SOURCE RECORDS:

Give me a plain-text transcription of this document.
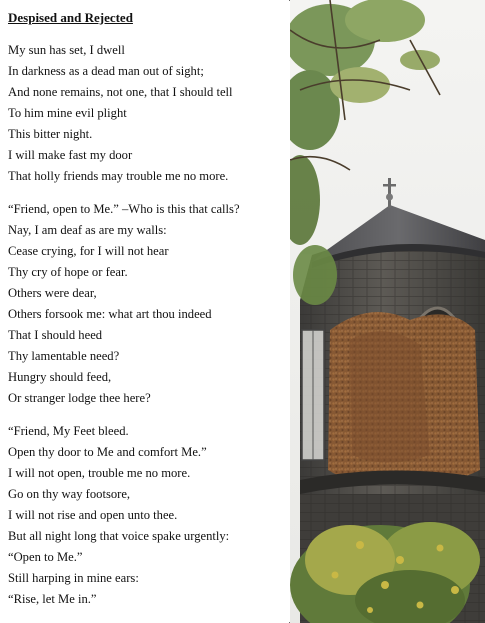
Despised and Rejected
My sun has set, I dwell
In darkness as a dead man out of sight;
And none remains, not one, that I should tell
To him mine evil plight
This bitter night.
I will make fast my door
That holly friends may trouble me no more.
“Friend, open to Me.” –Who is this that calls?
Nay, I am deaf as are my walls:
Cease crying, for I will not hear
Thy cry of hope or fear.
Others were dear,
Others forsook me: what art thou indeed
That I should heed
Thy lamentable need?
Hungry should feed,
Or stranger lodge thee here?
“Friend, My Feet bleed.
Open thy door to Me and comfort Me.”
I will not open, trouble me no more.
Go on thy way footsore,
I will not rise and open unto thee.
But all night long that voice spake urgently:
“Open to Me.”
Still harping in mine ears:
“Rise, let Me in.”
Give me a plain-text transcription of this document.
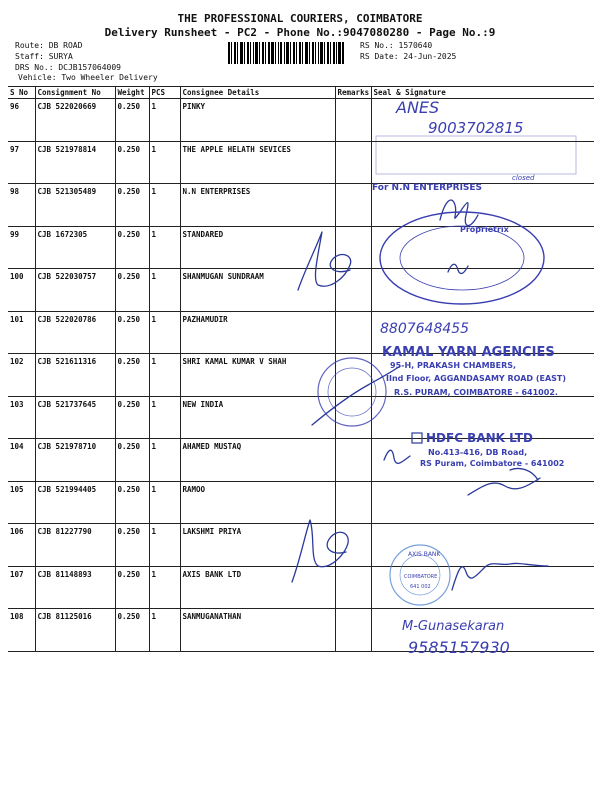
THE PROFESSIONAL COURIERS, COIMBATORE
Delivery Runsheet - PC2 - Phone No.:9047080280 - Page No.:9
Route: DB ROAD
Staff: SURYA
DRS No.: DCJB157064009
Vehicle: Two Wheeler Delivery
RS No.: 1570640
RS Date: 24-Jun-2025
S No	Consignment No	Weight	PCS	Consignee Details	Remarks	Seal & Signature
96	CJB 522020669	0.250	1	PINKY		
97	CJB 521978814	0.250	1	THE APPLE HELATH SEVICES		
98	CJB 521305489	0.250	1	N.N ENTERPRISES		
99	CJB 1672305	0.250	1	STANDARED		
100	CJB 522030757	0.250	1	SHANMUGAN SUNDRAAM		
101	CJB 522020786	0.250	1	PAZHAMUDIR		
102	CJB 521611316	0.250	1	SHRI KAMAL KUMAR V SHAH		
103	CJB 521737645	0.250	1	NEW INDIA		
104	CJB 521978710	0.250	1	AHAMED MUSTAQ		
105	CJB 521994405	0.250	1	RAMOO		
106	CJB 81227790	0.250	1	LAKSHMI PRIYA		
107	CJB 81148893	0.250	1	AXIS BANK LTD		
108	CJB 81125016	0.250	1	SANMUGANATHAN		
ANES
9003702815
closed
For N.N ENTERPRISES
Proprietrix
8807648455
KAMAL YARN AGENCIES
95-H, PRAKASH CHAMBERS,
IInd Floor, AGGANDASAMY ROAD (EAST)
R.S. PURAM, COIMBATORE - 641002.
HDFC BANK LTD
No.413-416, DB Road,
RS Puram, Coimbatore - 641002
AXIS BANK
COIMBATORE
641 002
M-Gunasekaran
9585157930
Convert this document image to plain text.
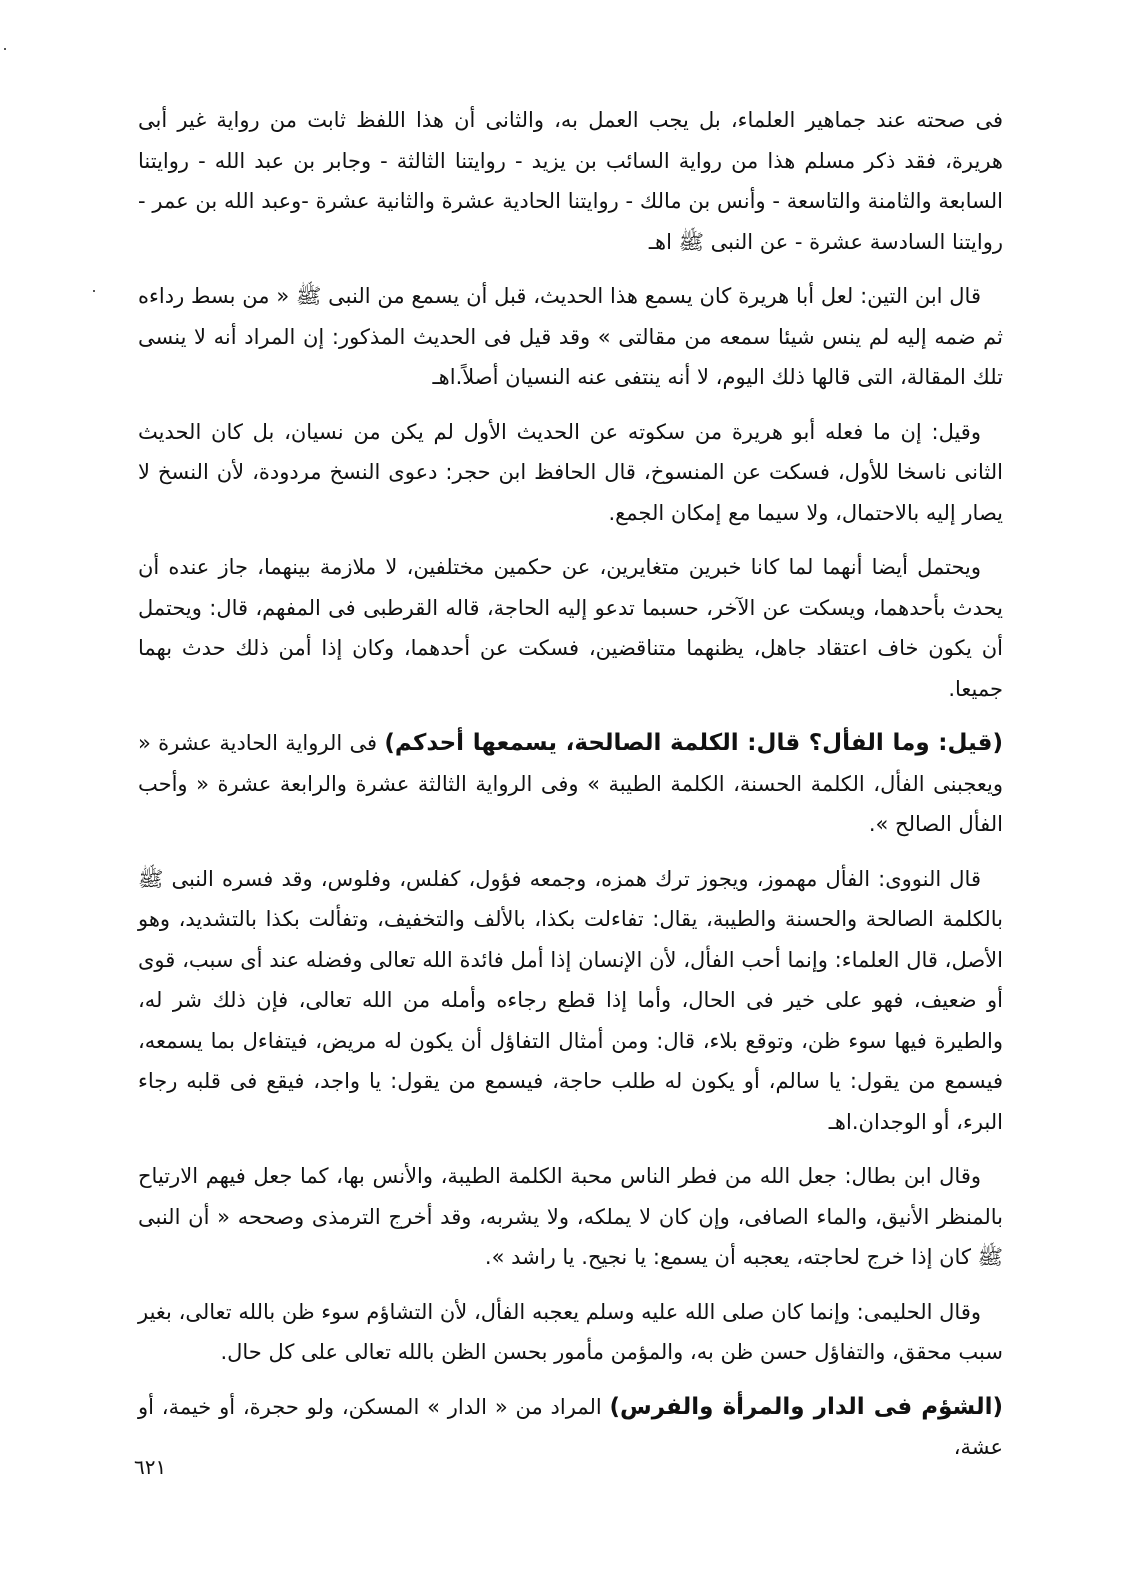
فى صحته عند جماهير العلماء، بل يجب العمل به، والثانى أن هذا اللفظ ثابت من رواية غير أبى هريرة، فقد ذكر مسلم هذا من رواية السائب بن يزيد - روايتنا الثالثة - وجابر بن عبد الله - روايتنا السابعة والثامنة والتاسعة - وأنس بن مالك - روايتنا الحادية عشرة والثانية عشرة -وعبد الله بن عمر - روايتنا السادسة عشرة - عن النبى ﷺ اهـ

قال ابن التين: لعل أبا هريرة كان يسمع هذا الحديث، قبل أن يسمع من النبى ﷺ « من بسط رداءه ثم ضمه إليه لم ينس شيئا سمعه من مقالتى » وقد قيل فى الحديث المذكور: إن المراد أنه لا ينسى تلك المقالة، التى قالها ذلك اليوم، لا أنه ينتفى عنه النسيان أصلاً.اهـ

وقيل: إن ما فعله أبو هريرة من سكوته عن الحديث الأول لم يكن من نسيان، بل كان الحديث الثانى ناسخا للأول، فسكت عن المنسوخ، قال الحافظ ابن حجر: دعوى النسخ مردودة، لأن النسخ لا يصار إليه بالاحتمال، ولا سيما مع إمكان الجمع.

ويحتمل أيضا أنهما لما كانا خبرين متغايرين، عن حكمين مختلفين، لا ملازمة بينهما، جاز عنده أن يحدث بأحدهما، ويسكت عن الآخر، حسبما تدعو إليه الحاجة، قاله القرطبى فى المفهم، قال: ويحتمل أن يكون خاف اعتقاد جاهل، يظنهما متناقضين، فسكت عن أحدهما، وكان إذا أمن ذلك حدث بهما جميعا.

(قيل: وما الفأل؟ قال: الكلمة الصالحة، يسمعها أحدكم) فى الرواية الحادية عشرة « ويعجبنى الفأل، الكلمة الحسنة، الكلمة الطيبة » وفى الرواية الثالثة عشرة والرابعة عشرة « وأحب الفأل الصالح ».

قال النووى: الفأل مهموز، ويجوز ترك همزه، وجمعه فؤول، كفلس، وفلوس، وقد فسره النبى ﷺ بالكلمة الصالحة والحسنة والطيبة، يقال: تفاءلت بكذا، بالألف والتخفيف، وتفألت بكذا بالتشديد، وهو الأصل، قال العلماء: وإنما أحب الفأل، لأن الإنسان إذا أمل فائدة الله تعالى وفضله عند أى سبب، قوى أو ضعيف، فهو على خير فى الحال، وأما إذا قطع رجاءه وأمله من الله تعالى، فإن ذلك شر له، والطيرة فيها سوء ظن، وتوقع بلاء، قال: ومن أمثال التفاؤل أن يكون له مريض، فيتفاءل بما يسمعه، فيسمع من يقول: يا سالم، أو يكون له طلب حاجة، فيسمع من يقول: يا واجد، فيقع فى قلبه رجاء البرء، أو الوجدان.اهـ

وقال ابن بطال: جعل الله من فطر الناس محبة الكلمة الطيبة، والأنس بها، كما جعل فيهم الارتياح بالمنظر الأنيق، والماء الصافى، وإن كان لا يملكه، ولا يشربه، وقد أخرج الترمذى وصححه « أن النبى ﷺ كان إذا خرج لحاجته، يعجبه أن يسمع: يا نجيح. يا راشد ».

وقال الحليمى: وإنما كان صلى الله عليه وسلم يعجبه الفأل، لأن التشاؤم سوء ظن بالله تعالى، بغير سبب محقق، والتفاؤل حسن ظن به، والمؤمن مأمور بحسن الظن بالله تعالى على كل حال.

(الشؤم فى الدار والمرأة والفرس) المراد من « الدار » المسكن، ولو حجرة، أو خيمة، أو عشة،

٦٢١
==
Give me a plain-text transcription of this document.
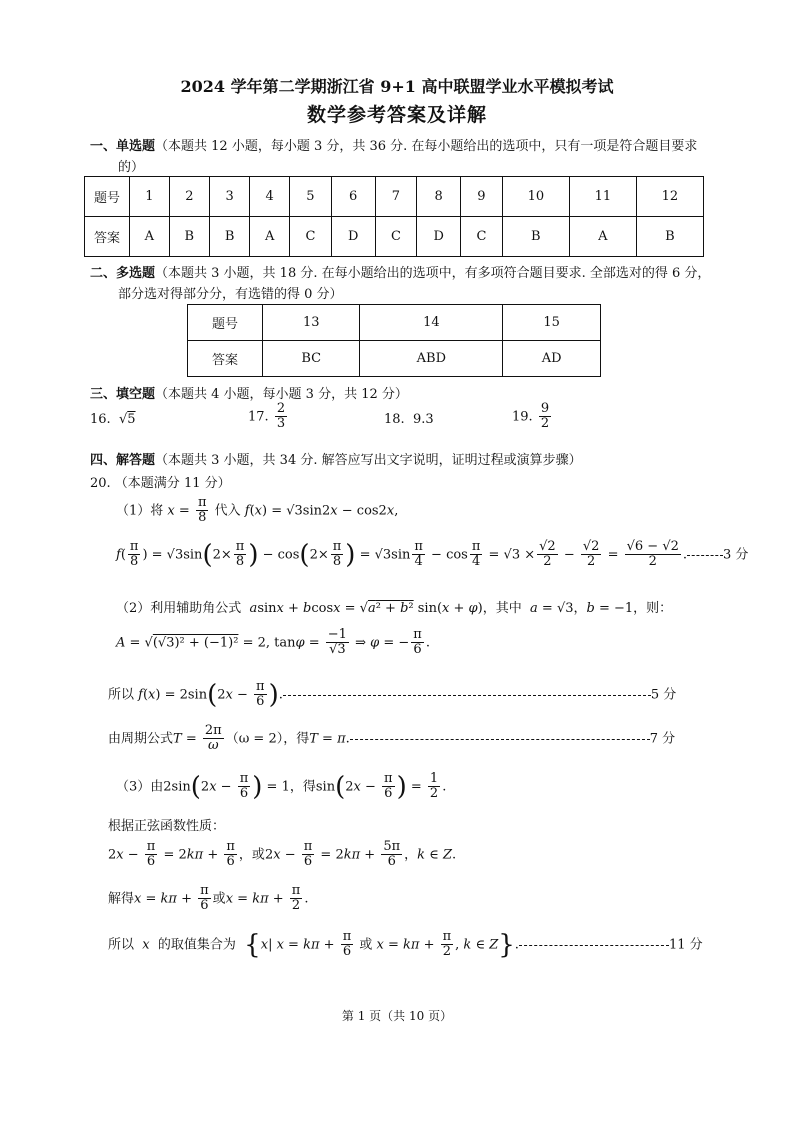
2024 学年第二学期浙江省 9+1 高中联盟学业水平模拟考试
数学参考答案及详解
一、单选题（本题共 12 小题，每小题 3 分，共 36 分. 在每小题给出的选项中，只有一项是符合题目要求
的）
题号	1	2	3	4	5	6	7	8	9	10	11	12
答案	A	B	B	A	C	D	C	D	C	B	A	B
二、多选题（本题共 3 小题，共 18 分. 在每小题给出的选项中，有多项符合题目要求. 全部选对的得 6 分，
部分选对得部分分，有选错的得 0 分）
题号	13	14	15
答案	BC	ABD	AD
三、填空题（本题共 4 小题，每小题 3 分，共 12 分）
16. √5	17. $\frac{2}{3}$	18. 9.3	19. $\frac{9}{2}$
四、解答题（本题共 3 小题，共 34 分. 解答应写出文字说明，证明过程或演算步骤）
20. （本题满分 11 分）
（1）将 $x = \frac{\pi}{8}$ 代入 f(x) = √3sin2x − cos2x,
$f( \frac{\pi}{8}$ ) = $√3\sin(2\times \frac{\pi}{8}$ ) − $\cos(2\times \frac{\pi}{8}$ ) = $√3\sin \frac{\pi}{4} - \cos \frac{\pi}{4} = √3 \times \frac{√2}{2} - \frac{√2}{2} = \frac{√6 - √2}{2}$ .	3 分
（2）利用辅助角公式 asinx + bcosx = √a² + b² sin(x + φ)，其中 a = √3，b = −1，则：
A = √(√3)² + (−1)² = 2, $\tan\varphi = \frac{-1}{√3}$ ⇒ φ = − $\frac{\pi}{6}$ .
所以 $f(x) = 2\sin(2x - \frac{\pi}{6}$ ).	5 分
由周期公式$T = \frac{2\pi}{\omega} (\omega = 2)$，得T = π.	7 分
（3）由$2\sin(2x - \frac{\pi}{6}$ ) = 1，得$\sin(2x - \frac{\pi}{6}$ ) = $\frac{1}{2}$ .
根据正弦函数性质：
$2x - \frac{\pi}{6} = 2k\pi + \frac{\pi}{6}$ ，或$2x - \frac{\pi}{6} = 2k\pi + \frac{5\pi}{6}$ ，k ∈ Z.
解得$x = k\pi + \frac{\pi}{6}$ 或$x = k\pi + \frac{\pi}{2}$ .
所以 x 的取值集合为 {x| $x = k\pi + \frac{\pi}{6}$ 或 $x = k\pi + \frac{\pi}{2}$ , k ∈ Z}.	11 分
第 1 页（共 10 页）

TASK GOAL: From the listing above, copy all lines holding the word "ENTERPRISES".

FINISHED EXERCISE:
98	CJB 521305489	0.250	1	N.N ENTERPRISES		
For N.N ENTERPRISES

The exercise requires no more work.